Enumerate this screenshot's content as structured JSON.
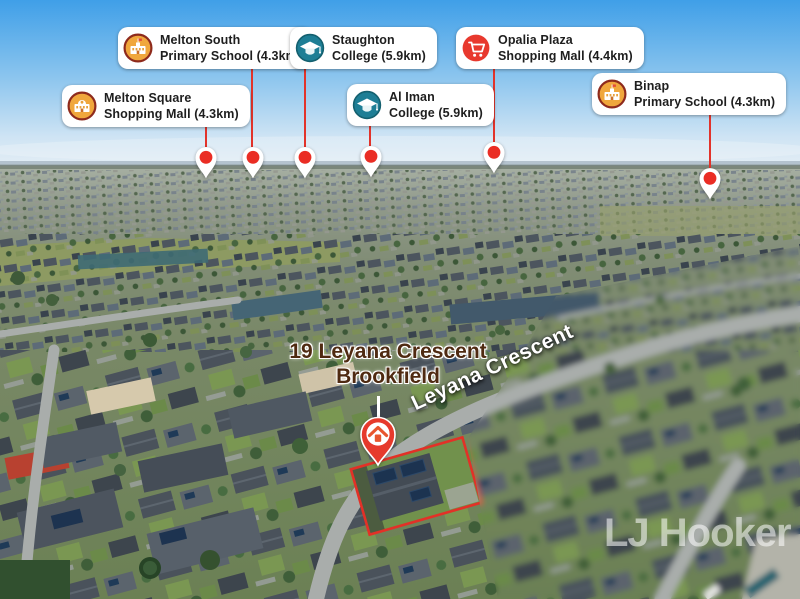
{
  "property": {
    "address_line1": "19 Leyana Crescent",
    "address_line2": "Brookfield"
  },
  "street_label": "Leyana Crescent",
  "watermark": "LJ Hooker",
  "callouts": [
    {
      "name": "melton-south-primary-school",
      "line1": "Melton South",
      "line2": "Primary School (4.3km)",
      "icon": "school-icon"
    },
    {
      "name": "staughton-college",
      "line1": "Staughton",
      "line2": "College (5.9km)",
      "icon": "college-icon"
    },
    {
      "name": "opalia-plaza-shopping-mall",
      "line1": "Opalia Plaza",
      "line2": "Shopping Mall (4.4km)",
      "icon": "shopping-cart-icon"
    },
    {
      "name": "melton-square-shopping-mall",
      "line1": "Melton Square",
      "line2": "Shopping Mall (4.3km)",
      "icon": "mall-icon"
    },
    {
      "name": "al-iman-college",
      "line1": "Al Iman",
      "line2": "College (5.9km)",
      "icon": "college-icon"
    },
    {
      "name": "binap-primary-school",
      "line1": "Binap",
      "line2": "Primary School (4.3km)",
      "icon": "school-icon"
    }
  ],
  "colors": {
    "pin_red": "#ea2d24",
    "home_pin_red": "#e63a2c",
    "school_icon_orange": "#f0a73c",
    "college_icon_teal": "#1e7e95",
    "cart_icon_red": "#e8392e",
    "property_outline_red": "#e23127",
    "address_text_brown": "#4f2a11"
  }
}
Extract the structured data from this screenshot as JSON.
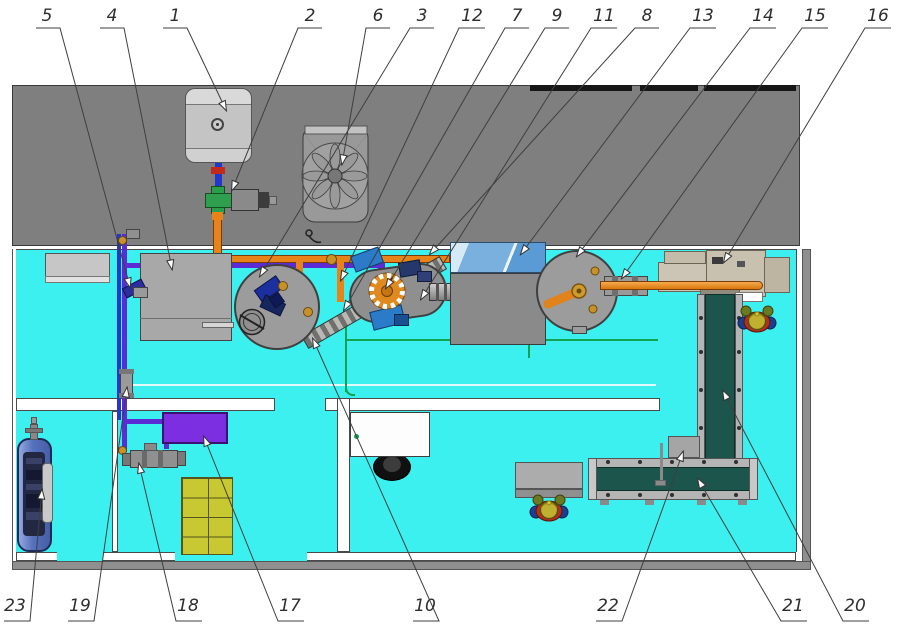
{
  "diagram": {
    "type": "factory-floor-plan-top-view",
    "callouts": [
      {
        "label": "5"
      },
      {
        "label": "4"
      },
      {
        "label": "1"
      },
      {
        "label": "2"
      },
      {
        "label": "6"
      },
      {
        "label": "3"
      },
      {
        "label": "12"
      },
      {
        "label": "7"
      },
      {
        "label": "9"
      },
      {
        "label": "11"
      },
      {
        "label": "8"
      },
      {
        "label": "13"
      },
      {
        "label": "14"
      },
      {
        "label": "15"
      },
      {
        "label": "16"
      },
      {
        "label": "23"
      },
      {
        "label": "19"
      },
      {
        "label": "18"
      },
      {
        "label": "17"
      },
      {
        "label": "10"
      },
      {
        "label": "22"
      },
      {
        "label": "21"
      },
      {
        "label": "20"
      }
    ]
  },
  "colors": {
    "floor": "#3DF0F0",
    "zone": "#7F7F7F",
    "outline": "#3F3F3F",
    "pipeOrange": "#E8831A",
    "pipePurple": "#5B2BD6",
    "pipeBlue": "#2337CC",
    "pipeGreen": "#12A24E",
    "beltTeal": "#1C554C",
    "railGray": "#B5B5B5",
    "machineGray": "#9C9C9C",
    "boxPurple": "#7B2FE0",
    "palletYellow": "#C8C832",
    "tankBlue": "#5570BD",
    "hopperBlue": "#5B9BD5",
    "beige": "#CCC4B4",
    "gearOrange": "#E0891E",
    "brass": "#C8922A",
    "pumpBlue": "#2B7BC8",
    "navy": "#22388F",
    "workerRed": "#B03020",
    "hatYellow": "#C0B030",
    "leader": "#3F3F3F"
  }
}
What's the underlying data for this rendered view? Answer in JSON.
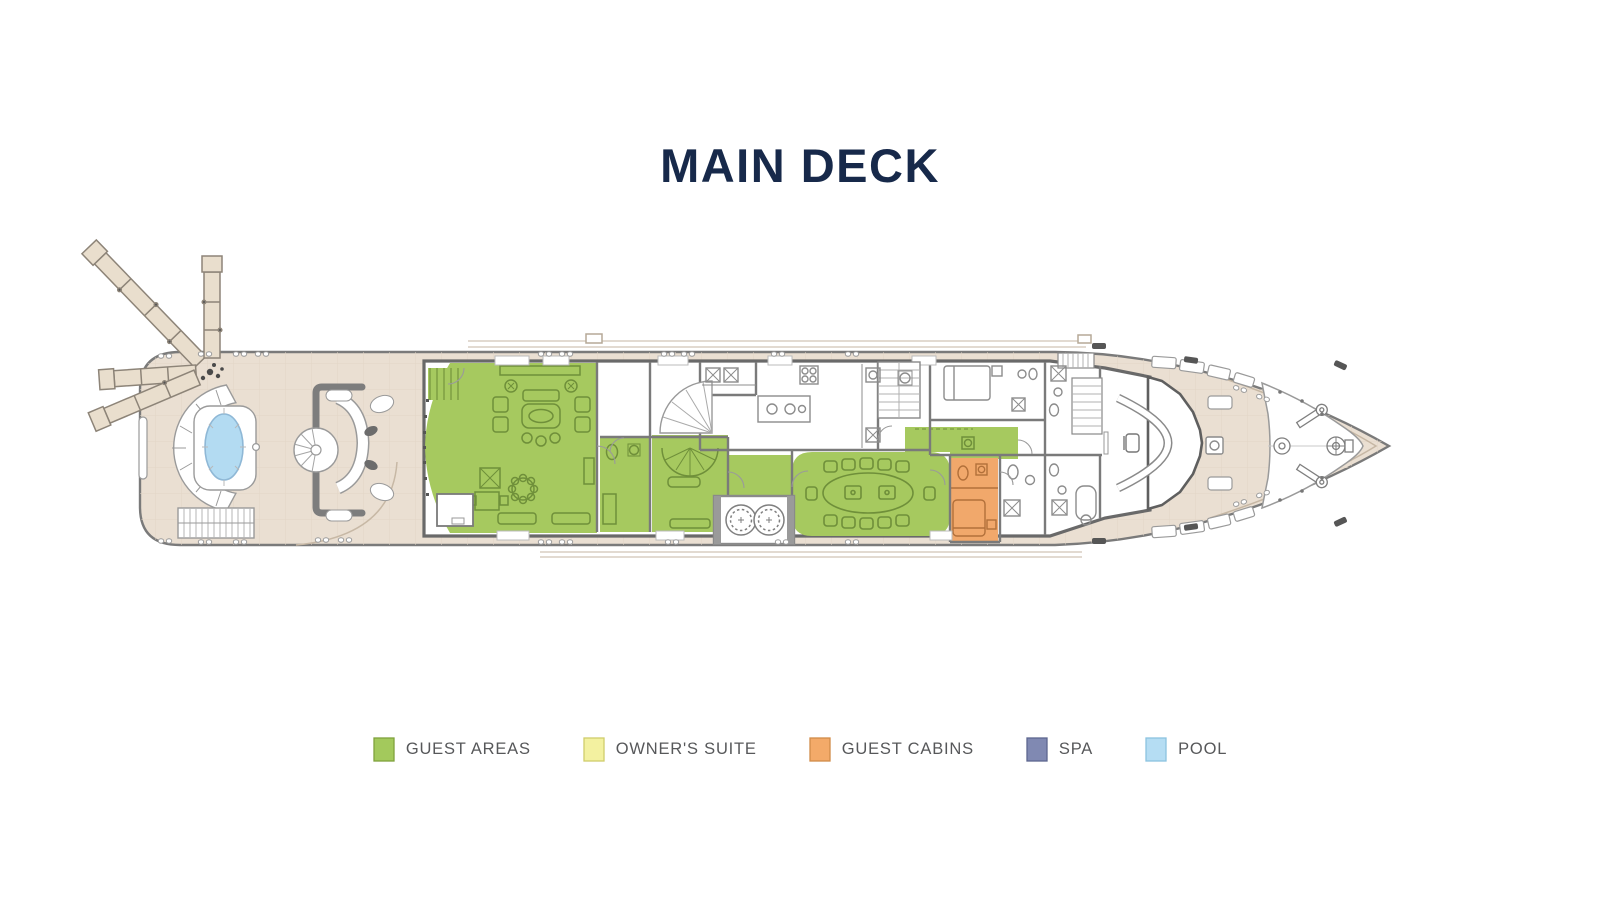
◇ ◇ ◇ ◇ ◇
- **Description of the task**:
Return every line containing "floor".

- **Answer to the task**:
    "type": "factory-floor-plan-top-view",
    "floor": "#3DF0F0",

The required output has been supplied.